● **CHALLENGE**: Repeat the stretch of lines from the start of the records through the line containing "cell-admin-code (97, 73, 151, 105)", including both ends.

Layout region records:
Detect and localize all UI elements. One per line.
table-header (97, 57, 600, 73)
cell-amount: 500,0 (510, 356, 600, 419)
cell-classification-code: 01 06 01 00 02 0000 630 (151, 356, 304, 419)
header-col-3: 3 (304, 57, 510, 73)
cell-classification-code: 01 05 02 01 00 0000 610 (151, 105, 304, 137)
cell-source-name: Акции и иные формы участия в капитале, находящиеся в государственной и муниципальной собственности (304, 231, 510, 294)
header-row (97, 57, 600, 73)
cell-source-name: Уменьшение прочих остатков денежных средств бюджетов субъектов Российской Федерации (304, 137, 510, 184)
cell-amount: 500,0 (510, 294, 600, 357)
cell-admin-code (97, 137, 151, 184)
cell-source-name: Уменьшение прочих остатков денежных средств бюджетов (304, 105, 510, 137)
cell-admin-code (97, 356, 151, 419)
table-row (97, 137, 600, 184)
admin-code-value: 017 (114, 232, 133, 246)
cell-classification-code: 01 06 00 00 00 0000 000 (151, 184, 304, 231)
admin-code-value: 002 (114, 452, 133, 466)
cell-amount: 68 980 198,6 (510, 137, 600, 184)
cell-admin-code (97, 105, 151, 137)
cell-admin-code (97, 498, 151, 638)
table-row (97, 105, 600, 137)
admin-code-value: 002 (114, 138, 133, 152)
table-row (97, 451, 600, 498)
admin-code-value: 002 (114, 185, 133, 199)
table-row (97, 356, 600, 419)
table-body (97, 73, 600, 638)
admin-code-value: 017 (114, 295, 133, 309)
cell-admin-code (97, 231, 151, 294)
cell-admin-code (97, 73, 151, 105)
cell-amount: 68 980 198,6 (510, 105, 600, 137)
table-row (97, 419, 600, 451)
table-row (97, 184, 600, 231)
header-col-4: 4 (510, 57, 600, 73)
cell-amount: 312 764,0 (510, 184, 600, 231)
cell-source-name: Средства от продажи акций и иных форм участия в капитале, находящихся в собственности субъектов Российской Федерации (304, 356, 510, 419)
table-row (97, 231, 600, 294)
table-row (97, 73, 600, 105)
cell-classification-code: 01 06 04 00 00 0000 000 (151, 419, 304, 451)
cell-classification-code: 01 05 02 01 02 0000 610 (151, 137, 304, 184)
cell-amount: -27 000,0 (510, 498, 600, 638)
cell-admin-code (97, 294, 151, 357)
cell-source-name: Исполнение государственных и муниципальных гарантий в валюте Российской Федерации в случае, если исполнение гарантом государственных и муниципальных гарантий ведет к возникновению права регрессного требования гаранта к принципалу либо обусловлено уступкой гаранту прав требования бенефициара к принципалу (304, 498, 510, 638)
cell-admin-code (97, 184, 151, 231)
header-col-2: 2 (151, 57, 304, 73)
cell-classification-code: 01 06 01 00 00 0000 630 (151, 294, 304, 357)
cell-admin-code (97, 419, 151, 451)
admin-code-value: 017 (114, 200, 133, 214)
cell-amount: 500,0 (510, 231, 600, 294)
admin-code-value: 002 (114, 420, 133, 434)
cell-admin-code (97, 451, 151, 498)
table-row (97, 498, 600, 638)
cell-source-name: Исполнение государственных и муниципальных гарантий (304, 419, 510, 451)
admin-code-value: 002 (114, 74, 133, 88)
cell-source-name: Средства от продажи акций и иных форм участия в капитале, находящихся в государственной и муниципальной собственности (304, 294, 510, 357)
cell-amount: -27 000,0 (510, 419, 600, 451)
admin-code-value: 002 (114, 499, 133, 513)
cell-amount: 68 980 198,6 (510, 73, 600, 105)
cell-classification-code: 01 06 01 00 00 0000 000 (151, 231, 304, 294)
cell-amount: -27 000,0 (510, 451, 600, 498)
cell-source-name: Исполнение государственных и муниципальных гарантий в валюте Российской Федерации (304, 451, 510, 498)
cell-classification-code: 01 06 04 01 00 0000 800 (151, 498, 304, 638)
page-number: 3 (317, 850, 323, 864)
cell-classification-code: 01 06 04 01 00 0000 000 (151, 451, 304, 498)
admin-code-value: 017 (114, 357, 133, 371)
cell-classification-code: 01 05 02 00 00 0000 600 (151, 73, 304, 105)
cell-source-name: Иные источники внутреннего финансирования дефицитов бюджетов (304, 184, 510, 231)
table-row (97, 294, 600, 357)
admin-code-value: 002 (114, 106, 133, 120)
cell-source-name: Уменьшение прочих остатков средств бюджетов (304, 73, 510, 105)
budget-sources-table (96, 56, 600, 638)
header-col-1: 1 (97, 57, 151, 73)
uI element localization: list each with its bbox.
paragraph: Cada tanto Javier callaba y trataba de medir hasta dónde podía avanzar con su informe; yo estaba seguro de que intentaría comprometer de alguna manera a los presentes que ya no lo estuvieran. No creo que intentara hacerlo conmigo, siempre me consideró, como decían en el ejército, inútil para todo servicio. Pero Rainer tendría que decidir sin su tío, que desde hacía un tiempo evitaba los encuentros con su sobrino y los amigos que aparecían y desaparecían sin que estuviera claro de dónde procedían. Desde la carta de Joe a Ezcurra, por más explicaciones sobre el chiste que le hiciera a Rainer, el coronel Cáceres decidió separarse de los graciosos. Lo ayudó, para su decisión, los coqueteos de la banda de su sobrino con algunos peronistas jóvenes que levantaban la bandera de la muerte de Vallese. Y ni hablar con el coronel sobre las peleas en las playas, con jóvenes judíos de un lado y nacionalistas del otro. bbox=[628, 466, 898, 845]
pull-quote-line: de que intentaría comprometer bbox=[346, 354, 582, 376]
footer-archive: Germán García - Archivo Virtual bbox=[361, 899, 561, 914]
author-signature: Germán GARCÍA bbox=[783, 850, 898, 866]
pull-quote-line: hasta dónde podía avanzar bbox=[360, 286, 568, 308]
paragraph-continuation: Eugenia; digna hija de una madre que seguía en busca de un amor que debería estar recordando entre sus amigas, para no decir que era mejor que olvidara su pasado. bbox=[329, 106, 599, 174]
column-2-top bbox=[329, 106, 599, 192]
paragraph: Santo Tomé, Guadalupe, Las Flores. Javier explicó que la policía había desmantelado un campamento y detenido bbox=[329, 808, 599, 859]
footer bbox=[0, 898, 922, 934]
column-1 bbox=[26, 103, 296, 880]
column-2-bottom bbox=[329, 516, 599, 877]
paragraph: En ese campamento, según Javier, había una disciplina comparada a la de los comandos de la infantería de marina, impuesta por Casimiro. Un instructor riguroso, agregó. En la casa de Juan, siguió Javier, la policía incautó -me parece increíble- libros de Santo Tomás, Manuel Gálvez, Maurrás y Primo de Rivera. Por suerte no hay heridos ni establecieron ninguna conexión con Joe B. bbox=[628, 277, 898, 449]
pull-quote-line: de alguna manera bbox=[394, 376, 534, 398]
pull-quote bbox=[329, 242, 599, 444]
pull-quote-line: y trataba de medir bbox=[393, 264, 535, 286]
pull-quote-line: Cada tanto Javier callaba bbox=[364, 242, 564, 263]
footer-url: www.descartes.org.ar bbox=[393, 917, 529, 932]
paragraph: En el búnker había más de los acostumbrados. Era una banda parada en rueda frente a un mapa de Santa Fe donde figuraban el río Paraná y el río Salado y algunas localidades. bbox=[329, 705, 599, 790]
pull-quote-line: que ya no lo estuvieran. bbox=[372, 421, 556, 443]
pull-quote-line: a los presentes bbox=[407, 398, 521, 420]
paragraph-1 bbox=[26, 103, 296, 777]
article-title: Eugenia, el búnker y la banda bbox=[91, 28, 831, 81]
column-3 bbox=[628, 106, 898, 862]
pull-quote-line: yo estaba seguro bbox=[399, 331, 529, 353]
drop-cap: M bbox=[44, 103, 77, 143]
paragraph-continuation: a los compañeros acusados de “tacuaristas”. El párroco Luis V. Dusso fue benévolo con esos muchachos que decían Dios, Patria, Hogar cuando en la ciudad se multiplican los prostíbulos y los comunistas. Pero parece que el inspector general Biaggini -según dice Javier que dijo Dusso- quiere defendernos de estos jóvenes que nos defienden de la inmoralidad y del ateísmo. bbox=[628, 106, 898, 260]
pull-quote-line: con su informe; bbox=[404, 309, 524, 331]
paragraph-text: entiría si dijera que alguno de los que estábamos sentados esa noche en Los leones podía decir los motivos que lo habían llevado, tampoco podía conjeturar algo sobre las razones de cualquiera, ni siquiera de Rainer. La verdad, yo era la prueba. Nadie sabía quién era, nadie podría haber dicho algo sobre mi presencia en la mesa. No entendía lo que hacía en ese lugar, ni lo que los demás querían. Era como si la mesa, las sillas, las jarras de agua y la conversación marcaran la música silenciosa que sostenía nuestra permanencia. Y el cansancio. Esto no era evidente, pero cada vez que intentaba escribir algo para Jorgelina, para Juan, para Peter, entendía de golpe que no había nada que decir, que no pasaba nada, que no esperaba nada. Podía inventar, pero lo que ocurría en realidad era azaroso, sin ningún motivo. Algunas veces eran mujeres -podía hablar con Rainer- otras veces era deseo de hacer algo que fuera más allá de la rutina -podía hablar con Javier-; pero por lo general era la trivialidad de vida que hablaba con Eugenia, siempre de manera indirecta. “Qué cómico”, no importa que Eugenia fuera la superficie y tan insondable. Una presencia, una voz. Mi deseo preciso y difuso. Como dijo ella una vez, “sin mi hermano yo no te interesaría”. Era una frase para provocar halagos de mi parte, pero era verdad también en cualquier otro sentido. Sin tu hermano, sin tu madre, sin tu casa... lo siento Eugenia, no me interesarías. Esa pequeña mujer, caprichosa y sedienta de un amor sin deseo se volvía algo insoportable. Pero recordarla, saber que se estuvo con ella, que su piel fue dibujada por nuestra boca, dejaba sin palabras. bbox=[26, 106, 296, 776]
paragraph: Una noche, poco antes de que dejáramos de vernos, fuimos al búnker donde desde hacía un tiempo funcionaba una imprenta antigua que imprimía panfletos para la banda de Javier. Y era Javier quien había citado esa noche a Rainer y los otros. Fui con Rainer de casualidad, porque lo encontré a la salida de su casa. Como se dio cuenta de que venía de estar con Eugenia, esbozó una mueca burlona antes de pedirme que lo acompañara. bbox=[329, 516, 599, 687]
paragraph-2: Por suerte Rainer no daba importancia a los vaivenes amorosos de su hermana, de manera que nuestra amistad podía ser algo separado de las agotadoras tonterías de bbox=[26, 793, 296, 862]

● **FULL OUTPUT**:
Detect and localize all UI elements. One per line.
table-header (97, 57, 600, 73)
cell-amount: 500,0 (510, 356, 600, 419)
cell-classification-code: 01 06 01 00 02 0000 630 (151, 356, 304, 419)
header-col-3: 3 (304, 57, 510, 73)
cell-classification-code: 01 05 02 01 00 0000 610 (151, 105, 304, 137)
cell-source-name: Акции и иные формы участия в капитале, находящиеся в государственной и муниципальной собственности (304, 231, 510, 294)
header-row (97, 57, 600, 73)
cell-source-name: Уменьшение прочих остатков денежных средств бюджетов субъектов Российской Федерации (304, 137, 510, 184)
cell-amount: 500,0 (510, 294, 600, 357)
cell-admin-code (97, 137, 151, 184)
cell-source-name: Уменьшение прочих остатков денежных средств бюджетов (304, 105, 510, 137)
cell-admin-code (97, 356, 151, 419)
table-row (97, 137, 600, 184)
admin-code-value: 017 (114, 232, 133, 246)
cell-classification-code: 01 06 00 00 00 0000 000 (151, 184, 304, 231)
admin-code-value: 002 (114, 452, 133, 466)
cell-amount: 68 980 198,6 (510, 137, 600, 184)
cell-admin-code (97, 105, 151, 137)
cell-admin-code (97, 498, 151, 638)
table-row (97, 105, 600, 137)
admin-code-value: 002 (114, 138, 133, 152)
table-row (97, 451, 600, 498)
admin-code-value: 002 (114, 185, 133, 199)
table-row (97, 356, 600, 419)
table-body (97, 73, 600, 638)
admin-code-value: 017 (114, 295, 133, 309)
cell-admin-code (97, 231, 151, 294)
cell-admin-code (97, 73, 151, 105)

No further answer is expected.